--- start Source material ---

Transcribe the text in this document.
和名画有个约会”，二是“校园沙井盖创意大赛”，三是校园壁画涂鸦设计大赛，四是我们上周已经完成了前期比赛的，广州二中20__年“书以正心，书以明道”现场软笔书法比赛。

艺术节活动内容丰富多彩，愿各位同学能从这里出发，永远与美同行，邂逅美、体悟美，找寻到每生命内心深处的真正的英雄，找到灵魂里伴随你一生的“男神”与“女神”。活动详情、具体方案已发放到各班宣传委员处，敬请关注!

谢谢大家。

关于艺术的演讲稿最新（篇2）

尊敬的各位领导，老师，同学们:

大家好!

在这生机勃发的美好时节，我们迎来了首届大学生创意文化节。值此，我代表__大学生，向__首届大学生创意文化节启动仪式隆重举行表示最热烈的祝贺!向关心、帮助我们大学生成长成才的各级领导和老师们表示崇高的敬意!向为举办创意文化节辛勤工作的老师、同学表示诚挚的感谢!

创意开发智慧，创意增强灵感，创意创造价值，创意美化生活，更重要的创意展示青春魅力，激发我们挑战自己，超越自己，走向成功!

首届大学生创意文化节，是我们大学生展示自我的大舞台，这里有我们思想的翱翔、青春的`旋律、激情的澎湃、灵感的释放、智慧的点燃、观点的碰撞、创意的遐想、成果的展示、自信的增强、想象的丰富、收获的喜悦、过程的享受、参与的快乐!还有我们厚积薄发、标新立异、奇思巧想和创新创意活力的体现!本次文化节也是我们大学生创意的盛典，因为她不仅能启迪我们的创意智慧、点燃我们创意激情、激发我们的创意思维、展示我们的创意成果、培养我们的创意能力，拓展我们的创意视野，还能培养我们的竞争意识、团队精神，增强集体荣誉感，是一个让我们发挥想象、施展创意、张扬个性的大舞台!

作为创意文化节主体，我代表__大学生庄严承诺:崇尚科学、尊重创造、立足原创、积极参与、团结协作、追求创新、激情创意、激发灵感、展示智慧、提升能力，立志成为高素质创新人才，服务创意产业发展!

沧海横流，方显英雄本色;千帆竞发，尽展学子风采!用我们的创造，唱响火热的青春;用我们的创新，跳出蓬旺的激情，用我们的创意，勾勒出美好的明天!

--- end Source material ---

Goal: Write out every entry above, word for word.

Correct answer:
Transcribe the text in this document.
和名画有个约会”，二是“校园沙井盖创意大赛”，三是校园壁画涂鸦设计大赛，四是我们上周已经完成了前期比赛的，广州二中20__年“书以正心，书以明道”现场软笔书法比赛。

艺术节活动内容丰富多彩，愿各位同学能从这里出发，永远与美同行，邂逅美、体悟美，找寻到每生命内心深处的真正的英雄，找到灵魂里伴随你一生的“男神”与“女神”。活动详情、具体方案已发放到各班宣传委员处，敬请关注!

谢谢大家。

关于艺术的演讲稿最新（篇2）

尊敬的各位领导，老师，同学们:

大家好!

在这生机勃发的美好时节，我们迎来了首届大学生创意文化节。值此，我代表__大学生，向__首届大学生创意文化节启动仪式隆重举行表示最热烈的祝贺!向关心、帮助我们大学生成长成才的各级领导和老师们表示崇高的敬意!向为举办创意文化节辛勤工作的老师、同学表示诚挚的感谢!

创意开发智慧，创意增强灵感，创意创造价值，创意美化生活，更重要的创意展示青春魅力，激发我们挑战自己，超越自己，走向成功!

首届大学生创意文化节，是我们大学生展示自我的大舞台，这里有我们思想的翱翔、青春的`旋律、激情的澎湃、灵感的释放、智慧的点燃、观点的碰撞、创意的遐想、成果的展示、自信的增强、想象的丰富、收获的喜悦、过程的享受、参与的快乐!还有我们厚积薄发、标新立异、奇思巧想和创新创意活力的体现!本次文化节也是我们大学生创意的盛典，因为她不仅能启迪我们的创意智慧、点燃我们创意激情、激发我们的创意思维、展示我们的创意成果、培养我们的创意能力，拓展我们的创意视野，还能培养我们的竞争意识、团队精神，增强集体荣誉感，是一个让我们发挥想象、施展创意、张扬个性的大舞台!

作为创意文化节主体，我代表__大学生庄严承诺:崇尚科学、尊重创造、立足原创、积极参与、团结协作、追求创新、激情创意、激发灵感、展示智慧、提升能力，立志成为高素质创新人才，服务创意产业发展!

沧海横流，方显英雄本色;千帆竞发，尽展学子风采!用我们的创造，唱响火热的青春;用我们的创新，跳出蓬旺的激情，用我们的创意，勾勒出美好的明天!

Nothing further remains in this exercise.